### EXERCISE
Show every line of the records below that contains the word "湖南投资".

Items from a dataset
- - - - -

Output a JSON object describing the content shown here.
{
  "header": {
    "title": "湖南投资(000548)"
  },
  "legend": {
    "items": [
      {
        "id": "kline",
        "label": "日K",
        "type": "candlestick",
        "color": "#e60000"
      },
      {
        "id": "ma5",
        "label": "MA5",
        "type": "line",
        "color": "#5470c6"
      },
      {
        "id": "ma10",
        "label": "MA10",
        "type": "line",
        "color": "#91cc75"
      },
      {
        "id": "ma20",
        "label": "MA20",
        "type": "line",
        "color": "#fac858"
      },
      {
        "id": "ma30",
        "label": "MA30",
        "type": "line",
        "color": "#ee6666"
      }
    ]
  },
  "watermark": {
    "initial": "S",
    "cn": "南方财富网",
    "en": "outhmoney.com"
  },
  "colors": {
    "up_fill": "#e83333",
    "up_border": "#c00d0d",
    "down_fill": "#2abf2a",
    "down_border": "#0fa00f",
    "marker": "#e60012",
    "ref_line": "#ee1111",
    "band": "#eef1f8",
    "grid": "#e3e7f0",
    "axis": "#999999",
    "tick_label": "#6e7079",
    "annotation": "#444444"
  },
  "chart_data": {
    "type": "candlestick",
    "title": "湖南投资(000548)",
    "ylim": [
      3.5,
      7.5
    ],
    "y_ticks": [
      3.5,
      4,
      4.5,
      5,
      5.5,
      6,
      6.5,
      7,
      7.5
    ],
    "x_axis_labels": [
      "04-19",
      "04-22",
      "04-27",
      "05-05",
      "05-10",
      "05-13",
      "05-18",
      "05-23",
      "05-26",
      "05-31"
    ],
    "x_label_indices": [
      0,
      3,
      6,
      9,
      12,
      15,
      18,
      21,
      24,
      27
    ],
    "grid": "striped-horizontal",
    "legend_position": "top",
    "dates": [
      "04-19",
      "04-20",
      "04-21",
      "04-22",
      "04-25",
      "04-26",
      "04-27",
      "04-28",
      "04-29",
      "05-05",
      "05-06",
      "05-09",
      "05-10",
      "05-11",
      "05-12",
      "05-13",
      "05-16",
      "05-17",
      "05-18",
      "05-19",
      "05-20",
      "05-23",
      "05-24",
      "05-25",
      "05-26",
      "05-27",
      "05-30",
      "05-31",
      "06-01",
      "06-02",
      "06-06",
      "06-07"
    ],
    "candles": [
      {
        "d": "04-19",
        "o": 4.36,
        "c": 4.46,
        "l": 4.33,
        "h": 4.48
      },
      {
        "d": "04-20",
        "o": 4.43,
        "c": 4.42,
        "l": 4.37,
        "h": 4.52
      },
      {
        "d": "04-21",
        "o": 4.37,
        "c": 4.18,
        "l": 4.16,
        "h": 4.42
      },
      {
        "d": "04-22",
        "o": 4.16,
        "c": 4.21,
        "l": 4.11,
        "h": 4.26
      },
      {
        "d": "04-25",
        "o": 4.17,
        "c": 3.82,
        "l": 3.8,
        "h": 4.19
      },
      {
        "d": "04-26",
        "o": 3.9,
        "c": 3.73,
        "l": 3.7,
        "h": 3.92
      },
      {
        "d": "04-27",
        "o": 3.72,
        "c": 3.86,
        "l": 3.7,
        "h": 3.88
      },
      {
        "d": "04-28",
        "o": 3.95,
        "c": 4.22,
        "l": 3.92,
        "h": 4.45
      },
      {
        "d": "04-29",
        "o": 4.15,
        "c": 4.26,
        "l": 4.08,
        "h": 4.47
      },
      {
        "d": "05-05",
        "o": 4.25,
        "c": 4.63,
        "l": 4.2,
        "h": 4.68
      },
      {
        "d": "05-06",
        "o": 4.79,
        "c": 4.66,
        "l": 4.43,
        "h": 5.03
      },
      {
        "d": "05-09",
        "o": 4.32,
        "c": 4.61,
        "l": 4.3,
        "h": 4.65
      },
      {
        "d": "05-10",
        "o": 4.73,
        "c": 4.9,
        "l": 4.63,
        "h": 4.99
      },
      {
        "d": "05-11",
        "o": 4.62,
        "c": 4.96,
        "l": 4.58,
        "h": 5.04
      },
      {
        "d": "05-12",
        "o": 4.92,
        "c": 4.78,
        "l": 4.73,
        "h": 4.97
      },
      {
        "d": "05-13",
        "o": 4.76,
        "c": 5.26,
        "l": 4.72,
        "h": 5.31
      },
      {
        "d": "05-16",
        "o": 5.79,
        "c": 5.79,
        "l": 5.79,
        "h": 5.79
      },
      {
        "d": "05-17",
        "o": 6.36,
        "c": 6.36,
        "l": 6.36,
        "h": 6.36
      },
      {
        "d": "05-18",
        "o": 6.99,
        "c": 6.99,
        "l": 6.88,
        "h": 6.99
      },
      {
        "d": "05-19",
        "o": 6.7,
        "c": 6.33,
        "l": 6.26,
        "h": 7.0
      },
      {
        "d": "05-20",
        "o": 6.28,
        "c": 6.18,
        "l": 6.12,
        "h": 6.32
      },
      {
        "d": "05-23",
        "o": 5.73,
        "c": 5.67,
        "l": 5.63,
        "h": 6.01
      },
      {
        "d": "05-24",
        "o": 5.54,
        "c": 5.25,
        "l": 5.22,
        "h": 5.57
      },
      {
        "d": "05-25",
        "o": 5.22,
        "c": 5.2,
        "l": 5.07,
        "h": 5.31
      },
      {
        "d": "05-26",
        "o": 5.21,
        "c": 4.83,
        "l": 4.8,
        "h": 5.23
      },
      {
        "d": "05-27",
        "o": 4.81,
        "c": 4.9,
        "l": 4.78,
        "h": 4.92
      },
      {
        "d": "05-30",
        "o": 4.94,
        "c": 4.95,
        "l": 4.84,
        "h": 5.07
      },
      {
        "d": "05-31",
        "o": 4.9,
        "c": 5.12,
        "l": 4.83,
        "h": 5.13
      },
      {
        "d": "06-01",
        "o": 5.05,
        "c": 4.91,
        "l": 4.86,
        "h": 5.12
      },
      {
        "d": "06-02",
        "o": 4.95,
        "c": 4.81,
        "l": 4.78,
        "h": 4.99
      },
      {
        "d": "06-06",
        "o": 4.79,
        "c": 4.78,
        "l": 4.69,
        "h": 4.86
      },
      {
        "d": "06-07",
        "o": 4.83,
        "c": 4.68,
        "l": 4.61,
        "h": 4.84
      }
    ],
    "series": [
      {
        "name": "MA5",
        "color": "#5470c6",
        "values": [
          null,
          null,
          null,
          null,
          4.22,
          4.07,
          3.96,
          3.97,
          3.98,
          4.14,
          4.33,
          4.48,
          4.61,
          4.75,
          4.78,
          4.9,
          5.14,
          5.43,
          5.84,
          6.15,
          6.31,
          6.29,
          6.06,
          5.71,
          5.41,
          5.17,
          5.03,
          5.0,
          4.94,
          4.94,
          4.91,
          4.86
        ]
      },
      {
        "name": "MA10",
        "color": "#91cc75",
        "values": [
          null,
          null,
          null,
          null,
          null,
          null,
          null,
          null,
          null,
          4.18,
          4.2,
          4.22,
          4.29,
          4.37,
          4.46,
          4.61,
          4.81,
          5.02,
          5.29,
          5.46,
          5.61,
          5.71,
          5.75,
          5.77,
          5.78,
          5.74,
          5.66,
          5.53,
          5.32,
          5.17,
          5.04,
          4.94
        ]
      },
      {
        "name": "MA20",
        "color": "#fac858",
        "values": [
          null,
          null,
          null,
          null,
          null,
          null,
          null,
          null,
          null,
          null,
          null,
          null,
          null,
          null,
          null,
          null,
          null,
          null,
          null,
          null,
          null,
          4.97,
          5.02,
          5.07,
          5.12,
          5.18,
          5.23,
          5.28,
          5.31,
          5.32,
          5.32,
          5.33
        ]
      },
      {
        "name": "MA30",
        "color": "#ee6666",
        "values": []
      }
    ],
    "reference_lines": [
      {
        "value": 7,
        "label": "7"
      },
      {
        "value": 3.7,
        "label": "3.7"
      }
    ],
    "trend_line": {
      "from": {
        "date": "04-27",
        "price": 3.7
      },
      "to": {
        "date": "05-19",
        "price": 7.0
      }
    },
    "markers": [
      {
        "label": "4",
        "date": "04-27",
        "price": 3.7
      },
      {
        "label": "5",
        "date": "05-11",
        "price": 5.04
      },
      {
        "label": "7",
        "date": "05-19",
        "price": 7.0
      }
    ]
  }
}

- - - - -

### THE RESULT
    "title": "湖南投资(000548)"
    "title": "湖南投资(000548)",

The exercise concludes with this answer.